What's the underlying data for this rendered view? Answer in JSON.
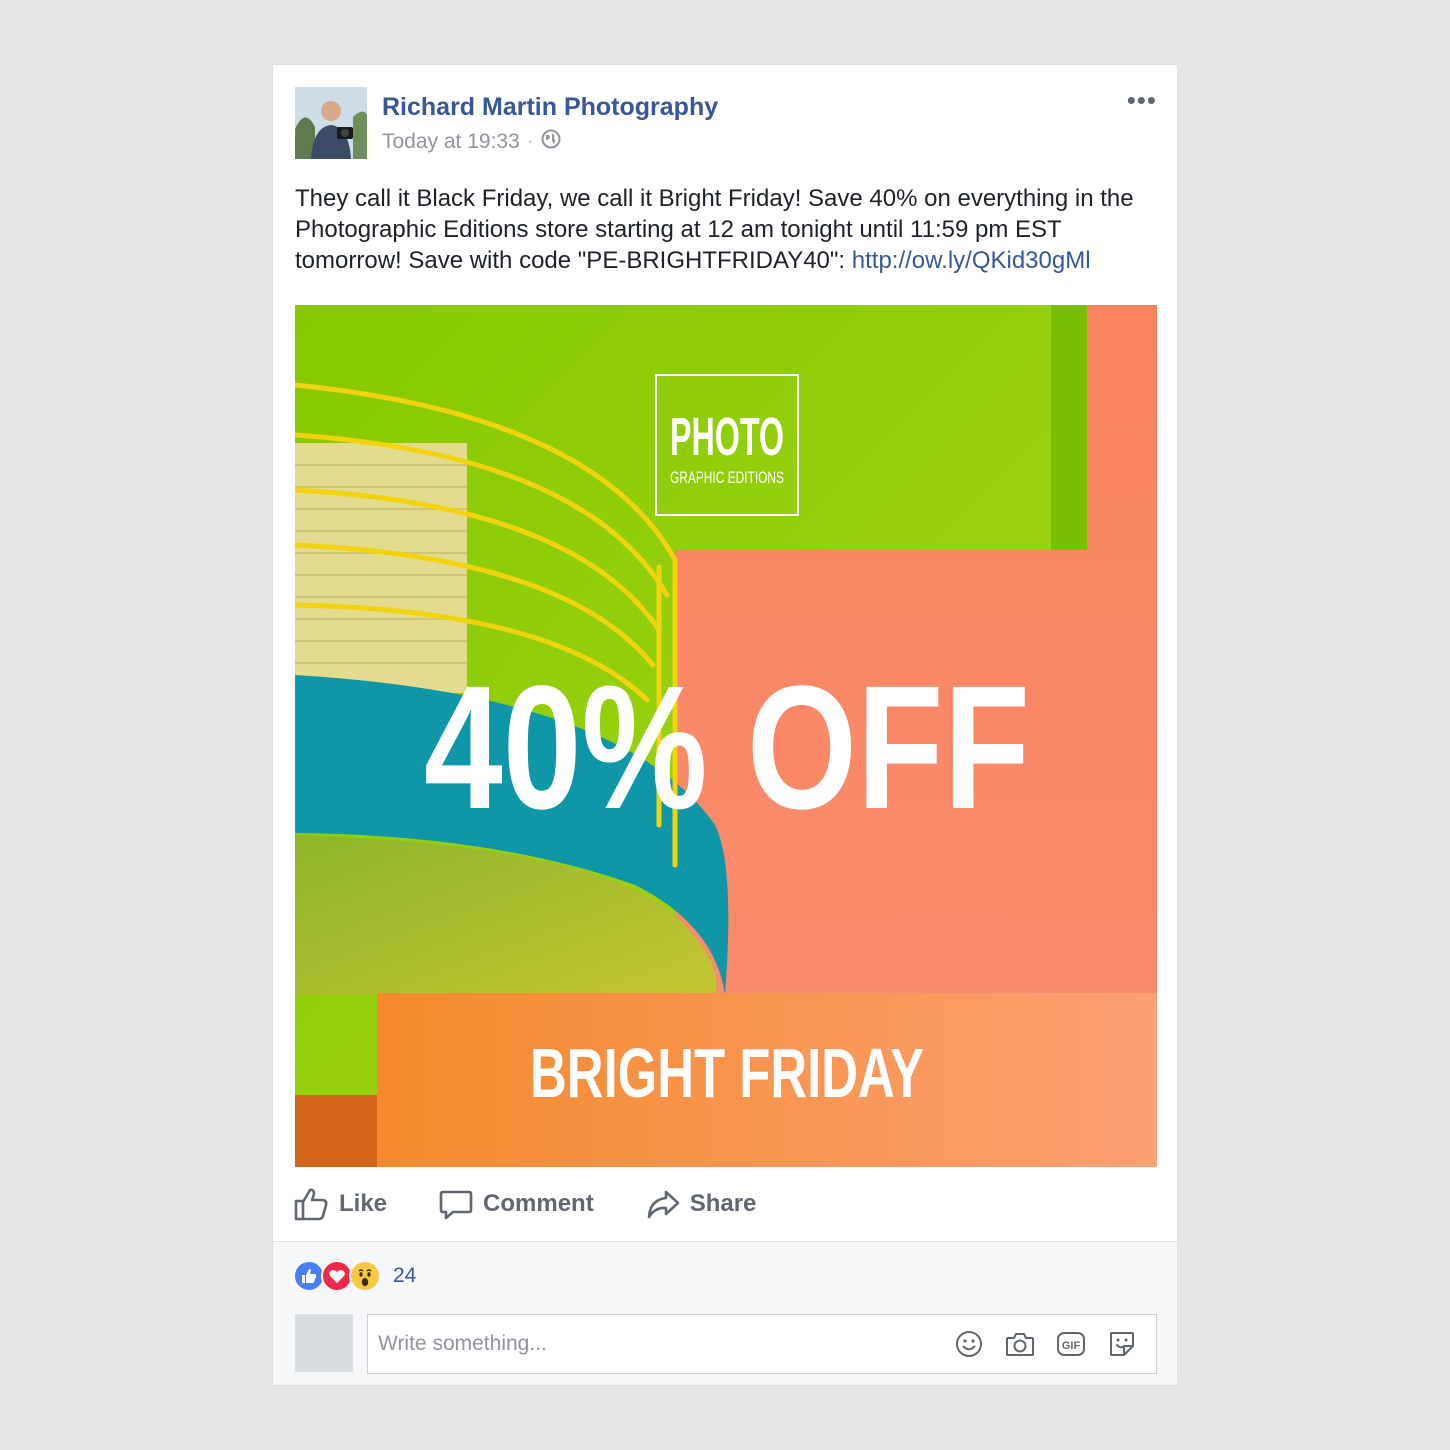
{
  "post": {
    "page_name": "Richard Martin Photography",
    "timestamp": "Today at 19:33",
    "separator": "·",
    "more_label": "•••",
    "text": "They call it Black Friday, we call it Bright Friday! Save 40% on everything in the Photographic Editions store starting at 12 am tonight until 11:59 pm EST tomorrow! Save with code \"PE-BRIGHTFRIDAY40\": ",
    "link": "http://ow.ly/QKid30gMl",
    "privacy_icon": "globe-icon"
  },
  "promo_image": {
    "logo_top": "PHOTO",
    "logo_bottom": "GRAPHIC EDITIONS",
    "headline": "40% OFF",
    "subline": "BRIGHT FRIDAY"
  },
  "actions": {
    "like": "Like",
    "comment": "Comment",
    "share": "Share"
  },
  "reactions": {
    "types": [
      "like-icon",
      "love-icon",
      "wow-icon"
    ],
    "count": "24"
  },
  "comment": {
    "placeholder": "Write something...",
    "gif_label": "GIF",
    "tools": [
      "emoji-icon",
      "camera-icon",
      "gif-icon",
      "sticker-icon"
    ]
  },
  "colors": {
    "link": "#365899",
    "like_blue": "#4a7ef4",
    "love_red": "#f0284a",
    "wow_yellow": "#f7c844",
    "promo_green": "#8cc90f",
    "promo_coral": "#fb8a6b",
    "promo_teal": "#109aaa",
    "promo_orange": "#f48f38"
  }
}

Exercise brief -
Without including any picture, retype the entries exactly.

Expected output -
What's the underlying data for this rendered view? Answer in JSON.
{
  "post": {
    "page_name": "Richard Martin Photography",
    "timestamp": "Today at 19:33",
    "separator": "·",
    "more_label": "•••",
    "text": "They call it Black Friday, we call it Bright Friday! Save 40% on everything in the Photographic Editions store starting at 12 am tonight until 11:59 pm EST tomorrow! Save with code \"PE-BRIGHTFRIDAY40\": ",
    "link": "http://ow.ly/QKid30gMl",
    "privacy_icon": "globe-icon"
  },
  "promo_image": {
    "logo_top": "PHOTO",
    "logo_bottom": "GRAPHIC EDITIONS",
    "headline": "40% OFF",
    "subline": "BRIGHT FRIDAY"
  },
  "actions": {
    "like": "Like",
    "comment": "Comment",
    "share": "Share"
  },
  "reactions": {
    "types": [
      "like-icon",
      "love-icon",
      "wow-icon"
    ],
    "count": "24"
  },
  "comment": {
    "placeholder": "Write something...",
    "gif_label": "GIF",
    "tools": [
      "emoji-icon",
      "camera-icon",
      "gif-icon",
      "sticker-icon"
    ]
  },
  "colors": {
    "link": "#365899",
    "like_blue": "#4a7ef4",
    "love_red": "#f0284a",
    "wow_yellow": "#f7c844",
    "promo_green": "#8cc90f",
    "promo_coral": "#fb8a6b",
    "promo_teal": "#109aaa",
    "promo_orange": "#f48f38"
  }
}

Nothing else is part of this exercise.